Given problem: Write out all of the data exactly as it appears.
=====
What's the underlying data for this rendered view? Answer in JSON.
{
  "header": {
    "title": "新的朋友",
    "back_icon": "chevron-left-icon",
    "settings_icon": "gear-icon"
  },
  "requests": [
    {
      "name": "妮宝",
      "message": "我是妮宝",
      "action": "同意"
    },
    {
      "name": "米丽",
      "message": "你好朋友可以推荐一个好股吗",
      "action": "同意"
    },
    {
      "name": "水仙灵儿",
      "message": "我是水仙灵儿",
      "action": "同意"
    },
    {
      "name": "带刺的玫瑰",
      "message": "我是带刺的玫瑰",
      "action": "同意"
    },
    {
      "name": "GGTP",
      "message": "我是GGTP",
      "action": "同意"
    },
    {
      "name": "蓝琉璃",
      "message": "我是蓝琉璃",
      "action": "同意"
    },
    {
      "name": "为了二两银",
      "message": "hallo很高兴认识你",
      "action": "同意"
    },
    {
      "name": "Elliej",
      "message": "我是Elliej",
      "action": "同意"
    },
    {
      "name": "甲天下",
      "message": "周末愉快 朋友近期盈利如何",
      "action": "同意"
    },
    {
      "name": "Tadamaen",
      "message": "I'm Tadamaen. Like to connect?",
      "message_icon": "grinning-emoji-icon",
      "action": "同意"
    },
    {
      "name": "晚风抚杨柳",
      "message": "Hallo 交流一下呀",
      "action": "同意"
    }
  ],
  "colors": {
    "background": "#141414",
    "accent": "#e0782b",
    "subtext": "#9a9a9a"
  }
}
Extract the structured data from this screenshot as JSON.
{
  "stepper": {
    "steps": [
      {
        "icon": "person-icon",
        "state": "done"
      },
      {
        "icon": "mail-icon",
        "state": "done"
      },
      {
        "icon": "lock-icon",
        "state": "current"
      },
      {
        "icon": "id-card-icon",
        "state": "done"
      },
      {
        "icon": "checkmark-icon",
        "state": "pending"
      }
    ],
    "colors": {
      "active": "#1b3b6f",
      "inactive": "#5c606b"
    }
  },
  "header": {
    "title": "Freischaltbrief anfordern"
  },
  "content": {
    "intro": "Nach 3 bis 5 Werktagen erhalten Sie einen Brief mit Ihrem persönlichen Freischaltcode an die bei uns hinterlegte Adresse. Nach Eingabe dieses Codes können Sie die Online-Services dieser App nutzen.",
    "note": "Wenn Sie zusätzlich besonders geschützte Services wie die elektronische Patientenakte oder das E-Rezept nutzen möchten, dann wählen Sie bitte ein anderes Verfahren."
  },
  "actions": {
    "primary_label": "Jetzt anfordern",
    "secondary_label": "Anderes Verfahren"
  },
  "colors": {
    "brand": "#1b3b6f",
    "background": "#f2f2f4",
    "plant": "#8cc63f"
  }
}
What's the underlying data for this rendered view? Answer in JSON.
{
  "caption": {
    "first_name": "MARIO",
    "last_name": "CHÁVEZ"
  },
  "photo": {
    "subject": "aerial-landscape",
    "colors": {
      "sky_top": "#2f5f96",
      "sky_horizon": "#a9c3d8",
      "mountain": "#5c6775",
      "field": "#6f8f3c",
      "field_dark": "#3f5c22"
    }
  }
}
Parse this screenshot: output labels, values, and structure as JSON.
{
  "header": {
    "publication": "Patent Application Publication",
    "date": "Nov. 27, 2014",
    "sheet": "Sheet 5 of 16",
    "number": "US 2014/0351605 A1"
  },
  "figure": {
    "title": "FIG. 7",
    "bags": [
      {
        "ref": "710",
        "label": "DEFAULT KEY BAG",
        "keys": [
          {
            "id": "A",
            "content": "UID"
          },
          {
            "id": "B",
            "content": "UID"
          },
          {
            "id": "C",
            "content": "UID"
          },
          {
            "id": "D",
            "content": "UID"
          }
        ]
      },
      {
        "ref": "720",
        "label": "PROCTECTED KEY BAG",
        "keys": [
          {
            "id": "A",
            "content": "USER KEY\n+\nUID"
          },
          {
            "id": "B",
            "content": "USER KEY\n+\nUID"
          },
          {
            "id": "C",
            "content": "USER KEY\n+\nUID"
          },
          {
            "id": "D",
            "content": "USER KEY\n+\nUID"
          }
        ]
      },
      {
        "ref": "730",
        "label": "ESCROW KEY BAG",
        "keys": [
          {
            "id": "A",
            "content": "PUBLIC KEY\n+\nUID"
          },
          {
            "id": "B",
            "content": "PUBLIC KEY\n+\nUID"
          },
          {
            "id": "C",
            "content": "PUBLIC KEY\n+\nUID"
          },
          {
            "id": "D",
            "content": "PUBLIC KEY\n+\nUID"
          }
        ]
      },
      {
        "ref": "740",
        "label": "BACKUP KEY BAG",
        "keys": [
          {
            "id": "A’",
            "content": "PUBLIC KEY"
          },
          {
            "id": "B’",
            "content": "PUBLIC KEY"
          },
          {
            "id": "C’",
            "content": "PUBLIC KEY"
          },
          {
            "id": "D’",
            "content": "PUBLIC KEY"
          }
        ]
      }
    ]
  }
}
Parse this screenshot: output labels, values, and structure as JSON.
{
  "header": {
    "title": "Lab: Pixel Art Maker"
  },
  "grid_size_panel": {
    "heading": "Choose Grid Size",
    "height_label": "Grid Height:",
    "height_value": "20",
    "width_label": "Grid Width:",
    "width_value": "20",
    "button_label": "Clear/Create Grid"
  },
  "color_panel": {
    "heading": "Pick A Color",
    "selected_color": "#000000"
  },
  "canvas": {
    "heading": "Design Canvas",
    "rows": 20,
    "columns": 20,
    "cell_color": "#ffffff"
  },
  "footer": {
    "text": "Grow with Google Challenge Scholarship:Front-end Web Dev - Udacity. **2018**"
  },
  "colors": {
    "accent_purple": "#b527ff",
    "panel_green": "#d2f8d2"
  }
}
=====
Written answer:
What's the underlying data for this rendered view? Answer in JSON.
{
  "header": {
    "title": "新的朋友",
    "back_icon": "chevron-left-icon",
    "settings_icon": "gear-icon"
  },
  "requests": [
    {
      "name": "妮宝",
      "message": "我是妮宝",
      "action": "同意"
    },
    {
      "name": "米丽",
      "message": "你好朋友可以推荐一个好股吗",
      "action": "同意"
    },
    {
      "name": "水仙灵儿",
      "message": "我是水仙灵儿",
      "action": "同意"
    },
    {
      "name": "带刺的玫瑰",
      "message": "我是带刺的玫瑰",
      "action": "同意"
    },
    {
      "name": "GGTP",
      "message": "我是GGTP",
      "action": "同意"
    },
    {
      "name": "蓝琉璃",
      "message": "我是蓝琉璃",
      "action": "同意"
    },
    {
      "name": "为了二两银",
      "message": "hallo很高兴认识你",
      "action": "同意"
    },
    {
      "name": "Elliej",
      "message": "我是Elliej",
      "action": "同意"
    },
    {
      "name": "甲天下",
      "message": "周末愉快 朋友近期盈利如何",
      "action": "同意"
    },
    {
      "name": "Tadamaen",
      "message": "I'm Tadamaen. Like to connect?",
      "message_icon": "grinning-emoji-icon",
      "action": "同意"
    },
    {
      "name": "晚风抚杨柳",
      "message": "Hallo 交流一下呀",
      "action": "同意"
    }
  ],
  "colors": {
    "background": "#141414",
    "accent": "#e0782b",
    "subtext": "#9a9a9a"
  }
}
Extract the structured data from this screenshot as JSON.
{
  "stepper": {
    "steps": [
      {
        "icon": "person-icon",
        "state": "done"
      },
      {
        "icon": "mail-icon",
        "state": "done"
      },
      {
        "icon": "lock-icon",
        "state": "current"
      },
      {
        "icon": "id-card-icon",
        "state": "done"
      },
      {
        "icon": "checkmark-icon",
        "state": "pending"
      }
    ],
    "colors": {
      "active": "#1b3b6f",
      "inactive": "#5c606b"
    }
  },
  "header": {
    "title": "Freischaltbrief anfordern"
  },
  "content": {
    "intro": "Nach 3 bis 5 Werktagen erhalten Sie einen Brief mit Ihrem persönlichen Freischaltcode an die bei uns hinterlegte Adresse. Nach Eingabe dieses Codes können Sie die Online-Services dieser App nutzen.",
    "note": "Wenn Sie zusätzlich besonders geschützte Services wie die elektronische Patientenakte oder das E-Rezept nutzen möchten, dann wählen Sie bitte ein anderes Verfahren."
  },
  "actions": {
    "primary_label": "Jetzt anfordern",
    "secondary_label": "Anderes Verfahren"
  },
  "colors": {
    "brand": "#1b3b6f",
    "background": "#f2f2f4",
    "plant": "#8cc63f"
  }
}
What's the underlying data for this rendered view? Answer in JSON.
{
  "caption": {
    "first_name": "MARIO",
    "last_name": "CHÁVEZ"
  },
  "photo": {
    "subject": "aerial-landscape",
    "colors": {
      "sky_top": "#2f5f96",
      "sky_horizon": "#a9c3d8",
      "mountain": "#5c6775",
      "field": "#6f8f3c",
      "field_dark": "#3f5c22"
    }
  }
}
Parse this screenshot: output labels, values, and structure as JSON.
{
  "header": {
    "publication": "Patent Application Publication",
    "date": "Nov. 27, 2014",
    "sheet": "Sheet 5 of 16",
    "number": "US 2014/0351605 A1"
  },
  "figure": {
    "title": "FIG. 7",
    "bags": [
      {
        "ref": "710",
        "label": "DEFAULT KEY BAG",
        "keys": [
          {
            "id": "A",
            "content": "UID"
          },
          {
            "id": "B",
            "content": "UID"
          },
          {
            "id": "C",
            "content": "UID"
          },
          {
            "id": "D",
            "content": "UID"
          }
        ]
      },
      {
        "ref": "720",
        "label": "PROCTECTED KEY BAG",
        "keys": [
          {
            "id": "A",
            "content": "USER KEY\n+\nUID"
          },
          {
            "id": "B",
            "content": "USER KEY\n+\nUID"
          },
          {
            "id": "C",
            "content": "USER KEY\n+\nUID"
          },
          {
            "id": "D",
            "content": "USER KEY\n+\nUID"
          }
        ]
      },
      {
        "ref": "730",
        "label": "ESCROW KEY BAG",
        "keys": [
          {
            "id": "A",
            "content": "PUBLIC KEY\n+\nUID"
          },
          {
            "id": "B",
            "content": "PUBLIC KEY\n+\nUID"
          },
          {
            "id": "C",
            "content": "PUBLIC KEY\n+\nUID"
          },
          {
            "id": "D",
            "content": "PUBLIC KEY\n+\nUID"
          }
        ]
      },
      {
        "ref": "740",
        "label": "BACKUP KEY BAG",
        "keys": [
          {
            "id": "A’",
            "content": "PUBLIC KEY"
          },
          {
            "id": "B’",
            "content": "PUBLIC KEY"
          },
          {
            "id": "C’",
            "content": "PUBLIC KEY"
          },
          {
            "id": "D’",
            "content": "PUBLIC KEY"
          }
        ]
      }
    ]
  }
}
Parse this screenshot: output labels, values, and structure as JSON.
{
  "header": {
    "title": "Lab: Pixel Art Maker"
  },
  "grid_size_panel": {
    "heading": "Choose Grid Size",
    "height_label": "Grid Height:",
    "height_value": "20",
    "width_label": "Grid Width:",
    "width_value": "20",
    "button_label": "Clear/Create Grid"
  },
  "color_panel": {
    "heading": "Pick A Color",
    "selected_color": "#000000"
  },
  "canvas": {
    "heading": "Design Canvas",
    "rows": 20,
    "columns": 20,
    "cell_color": "#ffffff"
  },
  "footer": {
    "text": "Grow with Google Challenge Scholarship:Front-end Web Dev - Udacity. **2018**"
  },
  "colors": {
    "accent_purple": "#b527ff",
    "panel_green": "#d2f8d2"
  }
}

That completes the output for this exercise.